Challenge: Gather all lines in the records below that include the word "tree".

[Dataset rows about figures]
+-------+
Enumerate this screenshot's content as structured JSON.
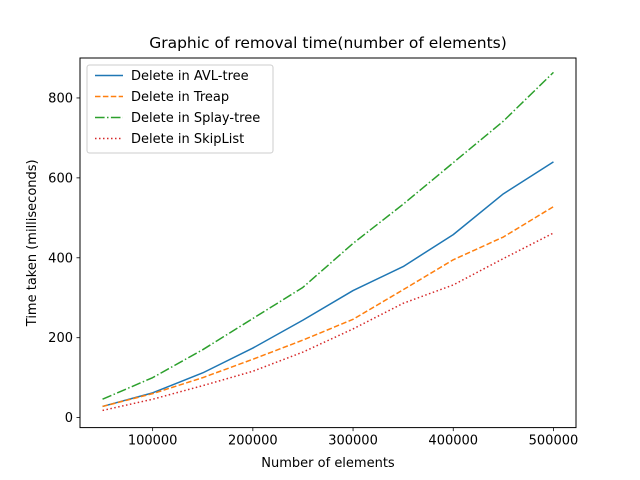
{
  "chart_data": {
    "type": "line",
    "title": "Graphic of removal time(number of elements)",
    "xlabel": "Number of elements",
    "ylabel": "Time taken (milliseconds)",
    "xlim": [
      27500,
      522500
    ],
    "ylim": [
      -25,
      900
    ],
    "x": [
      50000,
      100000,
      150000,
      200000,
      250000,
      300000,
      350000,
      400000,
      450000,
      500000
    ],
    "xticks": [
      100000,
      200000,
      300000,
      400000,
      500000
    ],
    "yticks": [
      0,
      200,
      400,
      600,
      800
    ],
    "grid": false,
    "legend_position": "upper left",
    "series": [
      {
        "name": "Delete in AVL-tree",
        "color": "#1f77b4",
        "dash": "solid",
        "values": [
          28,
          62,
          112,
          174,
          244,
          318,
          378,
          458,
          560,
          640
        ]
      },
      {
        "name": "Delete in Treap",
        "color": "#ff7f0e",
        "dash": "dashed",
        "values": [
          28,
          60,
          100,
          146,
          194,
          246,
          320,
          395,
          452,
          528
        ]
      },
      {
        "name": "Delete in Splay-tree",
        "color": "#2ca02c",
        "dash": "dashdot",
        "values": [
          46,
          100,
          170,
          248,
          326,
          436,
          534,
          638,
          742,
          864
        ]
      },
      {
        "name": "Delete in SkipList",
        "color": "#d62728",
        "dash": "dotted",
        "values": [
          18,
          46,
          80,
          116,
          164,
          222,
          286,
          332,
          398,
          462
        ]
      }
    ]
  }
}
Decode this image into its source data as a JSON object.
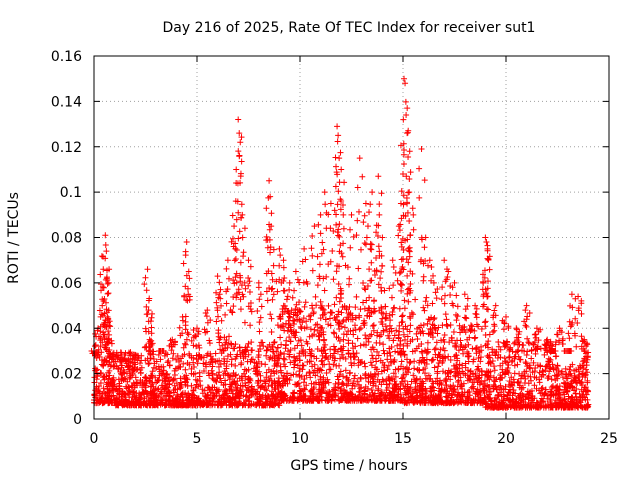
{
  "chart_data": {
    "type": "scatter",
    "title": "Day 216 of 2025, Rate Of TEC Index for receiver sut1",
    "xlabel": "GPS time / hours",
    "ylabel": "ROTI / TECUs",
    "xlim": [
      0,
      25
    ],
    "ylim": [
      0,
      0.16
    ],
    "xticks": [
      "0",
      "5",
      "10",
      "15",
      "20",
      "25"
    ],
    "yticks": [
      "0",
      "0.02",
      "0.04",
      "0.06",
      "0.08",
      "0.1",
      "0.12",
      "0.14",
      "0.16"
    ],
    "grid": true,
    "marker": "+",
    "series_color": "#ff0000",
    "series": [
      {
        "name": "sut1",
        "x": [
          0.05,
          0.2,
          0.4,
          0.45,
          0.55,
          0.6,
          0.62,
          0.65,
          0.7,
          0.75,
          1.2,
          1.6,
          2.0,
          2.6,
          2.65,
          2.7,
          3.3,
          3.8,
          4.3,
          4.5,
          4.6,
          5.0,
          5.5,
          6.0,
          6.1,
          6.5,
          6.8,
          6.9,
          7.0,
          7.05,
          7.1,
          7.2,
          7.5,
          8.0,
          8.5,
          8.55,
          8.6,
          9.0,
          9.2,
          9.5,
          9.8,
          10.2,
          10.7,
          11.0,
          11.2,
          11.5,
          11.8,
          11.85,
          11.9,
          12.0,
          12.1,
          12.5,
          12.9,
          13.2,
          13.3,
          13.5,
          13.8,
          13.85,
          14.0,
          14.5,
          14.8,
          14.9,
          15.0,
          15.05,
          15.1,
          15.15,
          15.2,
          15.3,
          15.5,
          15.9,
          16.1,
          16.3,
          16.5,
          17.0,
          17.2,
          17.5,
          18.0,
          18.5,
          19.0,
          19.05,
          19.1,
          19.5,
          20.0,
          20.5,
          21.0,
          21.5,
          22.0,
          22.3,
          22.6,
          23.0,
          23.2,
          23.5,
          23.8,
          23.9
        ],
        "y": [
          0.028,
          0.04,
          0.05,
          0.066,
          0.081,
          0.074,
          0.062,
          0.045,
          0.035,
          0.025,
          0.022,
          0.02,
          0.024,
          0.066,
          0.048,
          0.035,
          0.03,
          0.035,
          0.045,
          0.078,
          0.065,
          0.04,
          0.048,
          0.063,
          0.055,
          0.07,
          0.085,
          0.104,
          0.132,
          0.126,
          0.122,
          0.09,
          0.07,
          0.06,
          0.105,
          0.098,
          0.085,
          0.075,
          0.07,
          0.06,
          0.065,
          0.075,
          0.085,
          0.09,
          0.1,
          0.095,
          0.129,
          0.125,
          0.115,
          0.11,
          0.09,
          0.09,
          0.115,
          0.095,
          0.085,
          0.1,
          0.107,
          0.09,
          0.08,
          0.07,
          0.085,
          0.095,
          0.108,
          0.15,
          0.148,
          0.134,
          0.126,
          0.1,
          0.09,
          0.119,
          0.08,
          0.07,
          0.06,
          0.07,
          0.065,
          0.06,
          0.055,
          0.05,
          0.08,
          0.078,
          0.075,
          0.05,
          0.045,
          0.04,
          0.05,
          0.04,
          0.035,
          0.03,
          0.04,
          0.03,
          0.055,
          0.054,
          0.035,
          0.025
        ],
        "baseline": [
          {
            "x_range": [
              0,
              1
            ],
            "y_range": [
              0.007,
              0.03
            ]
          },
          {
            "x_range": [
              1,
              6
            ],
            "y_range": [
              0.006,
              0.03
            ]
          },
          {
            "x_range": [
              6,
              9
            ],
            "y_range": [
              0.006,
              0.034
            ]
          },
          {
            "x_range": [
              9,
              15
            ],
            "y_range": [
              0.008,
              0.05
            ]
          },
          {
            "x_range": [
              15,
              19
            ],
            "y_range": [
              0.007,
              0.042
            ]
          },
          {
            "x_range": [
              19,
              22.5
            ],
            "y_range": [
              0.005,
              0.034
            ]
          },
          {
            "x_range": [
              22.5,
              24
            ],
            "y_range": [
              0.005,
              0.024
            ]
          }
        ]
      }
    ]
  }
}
+-------+
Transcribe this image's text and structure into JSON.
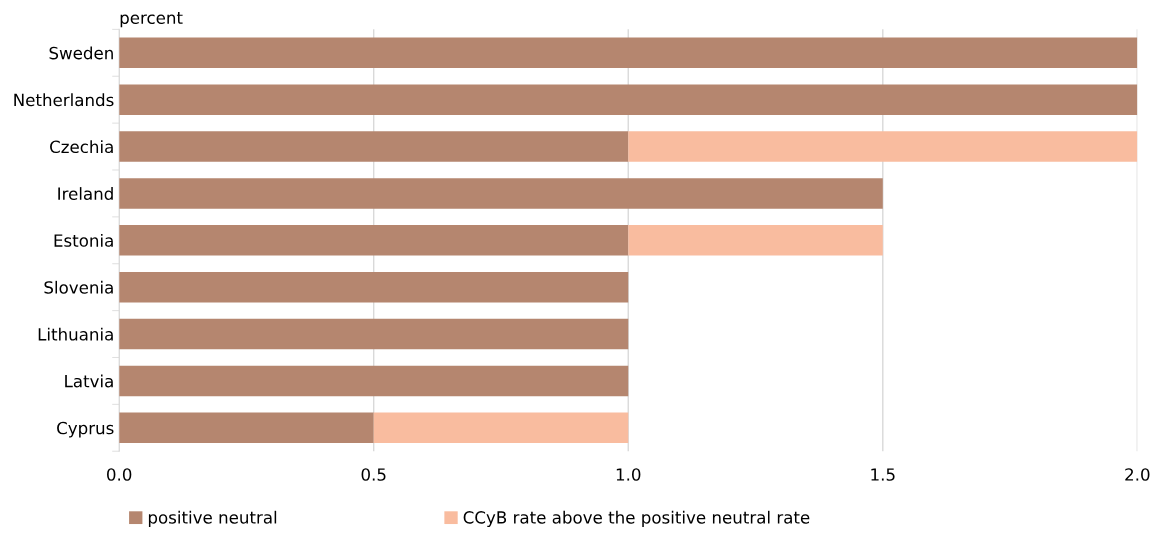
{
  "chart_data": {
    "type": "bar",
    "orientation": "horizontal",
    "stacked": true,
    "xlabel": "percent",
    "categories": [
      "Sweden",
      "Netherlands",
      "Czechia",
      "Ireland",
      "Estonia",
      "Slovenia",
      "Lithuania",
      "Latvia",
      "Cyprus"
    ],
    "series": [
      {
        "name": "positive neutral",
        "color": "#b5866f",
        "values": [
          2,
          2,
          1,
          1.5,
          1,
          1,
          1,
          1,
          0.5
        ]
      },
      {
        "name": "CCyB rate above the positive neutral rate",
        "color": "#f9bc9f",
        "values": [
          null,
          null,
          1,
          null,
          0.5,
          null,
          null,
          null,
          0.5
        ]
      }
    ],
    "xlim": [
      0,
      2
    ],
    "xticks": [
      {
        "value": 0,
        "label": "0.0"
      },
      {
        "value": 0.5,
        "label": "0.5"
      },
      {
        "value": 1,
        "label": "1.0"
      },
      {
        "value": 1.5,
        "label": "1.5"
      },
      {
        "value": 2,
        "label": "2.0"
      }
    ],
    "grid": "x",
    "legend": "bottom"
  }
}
+-------+
Result of this exercise:
        "name": "Delete in AVL-tree",
        "name": "Delete in Splay-tree",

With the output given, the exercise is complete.